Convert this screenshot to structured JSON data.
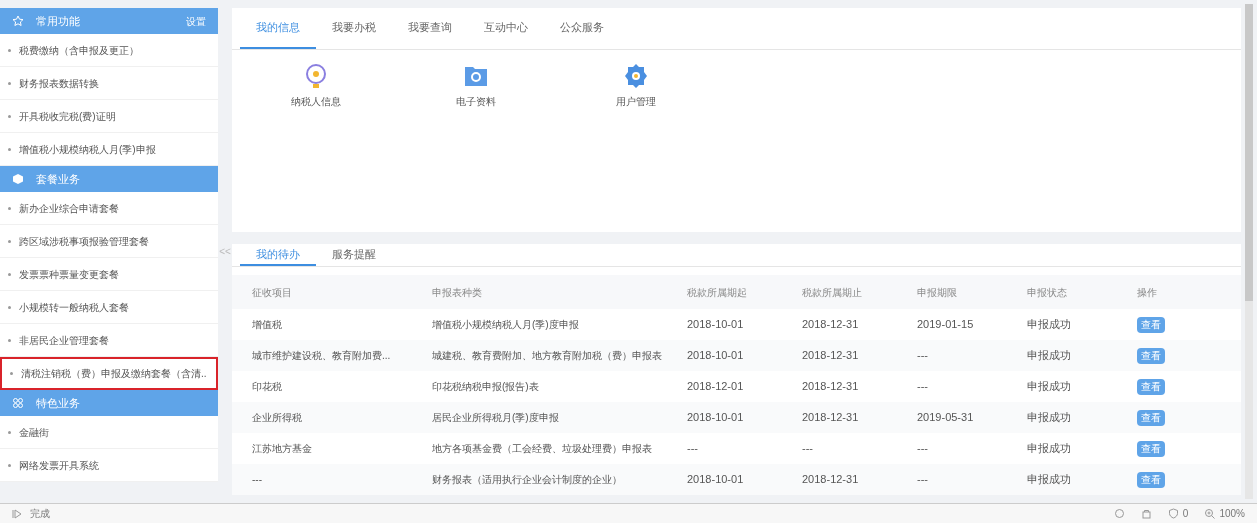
{
  "sidebar": {
    "sections": [
      {
        "title": "常用功能",
        "action": "设置",
        "items": [
          {
            "label": "税费缴纳（含申报及更正）",
            "highlighted": false
          },
          {
            "label": "财务报表数据转换",
            "highlighted": false
          },
          {
            "label": "开具税收完税(费)证明",
            "highlighted": false
          },
          {
            "label": "增值税小规模纳税人月(季)申报",
            "highlighted": false
          }
        ]
      },
      {
        "title": "套餐业务",
        "items": [
          {
            "label": "新办企业综合申请套餐",
            "highlighted": false
          },
          {
            "label": "跨区域涉税事项报验管理套餐",
            "highlighted": false
          },
          {
            "label": "发票票种票量变更套餐",
            "highlighted": false
          },
          {
            "label": "小规模转一般纳税人套餐",
            "highlighted": false
          },
          {
            "label": "非居民企业管理套餐",
            "highlighted": false
          },
          {
            "label": "清税注销税（费）申报及缴纳套餐（含清..",
            "highlighted": true
          }
        ]
      },
      {
        "title": "特色业务",
        "items": [
          {
            "label": "金融街",
            "highlighted": false
          },
          {
            "label": "网络发票开具系统",
            "highlighted": false
          }
        ]
      }
    ]
  },
  "collapse_handle": "<<",
  "top_tabs": [
    {
      "label": "我的信息",
      "selected": true
    },
    {
      "label": "我要办税",
      "selected": false
    },
    {
      "label": "我要查询",
      "selected": false
    },
    {
      "label": "互动中心",
      "selected": false
    },
    {
      "label": "公众服务",
      "selected": false
    }
  ],
  "shortcuts": [
    {
      "label": "纳税人信息",
      "kind": "bulb"
    },
    {
      "label": "电子资料",
      "kind": "folder"
    },
    {
      "label": "用户管理",
      "kind": "gear"
    }
  ],
  "bottom_tabs": [
    {
      "label": "我的待办",
      "selected": true
    },
    {
      "label": "服务提醒",
      "selected": false
    }
  ],
  "table": {
    "columns": [
      "征收项目",
      "申报表种类",
      "税款所属期起",
      "税款所属期止",
      "申报期限",
      "申报状态",
      "操作"
    ],
    "rows": [
      [
        "增值税",
        "增值税小规模纳税人月(季)度申报",
        "2018-10-01",
        "2018-12-31",
        "2019-01-15",
        "申报成功",
        "查看"
      ],
      [
        "城市维护建设税、教育附加费...",
        "城建税、教育费附加、地方教育附加税（费）申报表",
        "2018-10-01",
        "2018-12-31",
        "---",
        "申报成功",
        "查看"
      ],
      [
        "印花税",
        "印花税纳税申报(报告)表",
        "2018-12-01",
        "2018-12-31",
        "---",
        "申报成功",
        "查看"
      ],
      [
        "企业所得税",
        "居民企业所得税月(季)度申报",
        "2018-10-01",
        "2018-12-31",
        "2019-05-31",
        "申报成功",
        "查看"
      ],
      [
        "江苏地方基金",
        "地方各项基金费（工会经费、垃圾处理费）申报表",
        "---",
        "---",
        "---",
        "申报成功",
        "查看"
      ],
      [
        "---",
        "财务报表（适用执行企业会计制度的企业）",
        "2018-10-01",
        "2018-12-31",
        "---",
        "申报成功",
        "查看"
      ]
    ]
  },
  "status_bar": {
    "text": "完成",
    "count": "0",
    "zoom": "100%"
  }
}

PROBLEM:
Reproduce the records verbatim, omitting all images they contain.

FINISHED ANSWER:
Convert this screenshot to structured JSON data.
{
  "sidebar": {
    "sections": [
      {
        "title": "常用功能",
        "action": "设置",
        "items": [
          {
            "label": "税费缴纳（含申报及更正）",
            "highlighted": false
          },
          {
            "label": "财务报表数据转换",
            "highlighted": false
          },
          {
            "label": "开具税收完税(费)证明",
            "highlighted": false
          },
          {
            "label": "增值税小规模纳税人月(季)申报",
            "highlighted": false
          }
        ]
      },
      {
        "title": "套餐业务",
        "items": [
          {
            "label": "新办企业综合申请套餐",
            "highlighted": false
          },
          {
            "label": "跨区域涉税事项报验管理套餐",
            "highlighted": false
          },
          {
            "label": "发票票种票量变更套餐",
            "highlighted": false
          },
          {
            "label": "小规模转一般纳税人套餐",
            "highlighted": false
          },
          {
            "label": "非居民企业管理套餐",
            "highlighted": false
          },
          {
            "label": "清税注销税（费）申报及缴纳套餐（含清..",
            "highlighted": true
          }
        ]
      },
      {
        "title": "特色业务",
        "items": [
          {
            "label": "金融街",
            "highlighted": false
          },
          {
            "label": "网络发票开具系统",
            "highlighted": false
          }
        ]
      }
    ]
  },
  "collapse_handle": "<<",
  "top_tabs": [
    {
      "label": "我的信息",
      "selected": true
    },
    {
      "label": "我要办税",
      "selected": false
    },
    {
      "label": "我要查询",
      "selected": false
    },
    {
      "label": "互动中心",
      "selected": false
    },
    {
      "label": "公众服务",
      "selected": false
    }
  ],
  "shortcuts": [
    {
      "label": "纳税人信息",
      "kind": "bulb"
    },
    {
      "label": "电子资料",
      "kind": "folder"
    },
    {
      "label": "用户管理",
      "kind": "gear"
    }
  ],
  "bottom_tabs": [
    {
      "label": "我的待办",
      "selected": true
    },
    {
      "label": "服务提醒",
      "selected": false
    }
  ],
  "table": {
    "columns": [
      "征收项目",
      "申报表种类",
      "税款所属期起",
      "税款所属期止",
      "申报期限",
      "申报状态",
      "操作"
    ],
    "rows": [
      [
        "增值税",
        "增值税小规模纳税人月(季)度申报",
        "2018-10-01",
        "2018-12-31",
        "2019-01-15",
        "申报成功",
        "查看"
      ],
      [
        "城市维护建设税、教育附加费...",
        "城建税、教育费附加、地方教育附加税（费）申报表",
        "2018-10-01",
        "2018-12-31",
        "---",
        "申报成功",
        "查看"
      ],
      [
        "印花税",
        "印花税纳税申报(报告)表",
        "2018-12-01",
        "2018-12-31",
        "---",
        "申报成功",
        "查看"
      ],
      [
        "企业所得税",
        "居民企业所得税月(季)度申报",
        "2018-10-01",
        "2018-12-31",
        "2019-05-31",
        "申报成功",
        "查看"
      ],
      [
        "江苏地方基金",
        "地方各项基金费（工会经费、垃圾处理费）申报表",
        "---",
        "---",
        "---",
        "申报成功",
        "查看"
      ],
      [
        "---",
        "财务报表（适用执行企业会计制度的企业）",
        "2018-10-01",
        "2018-12-31",
        "---",
        "申报成功",
        "查看"
      ]
    ]
  },
  "status_bar": {
    "text": "完成",
    "count": "0",
    "zoom": "100%"
  }
}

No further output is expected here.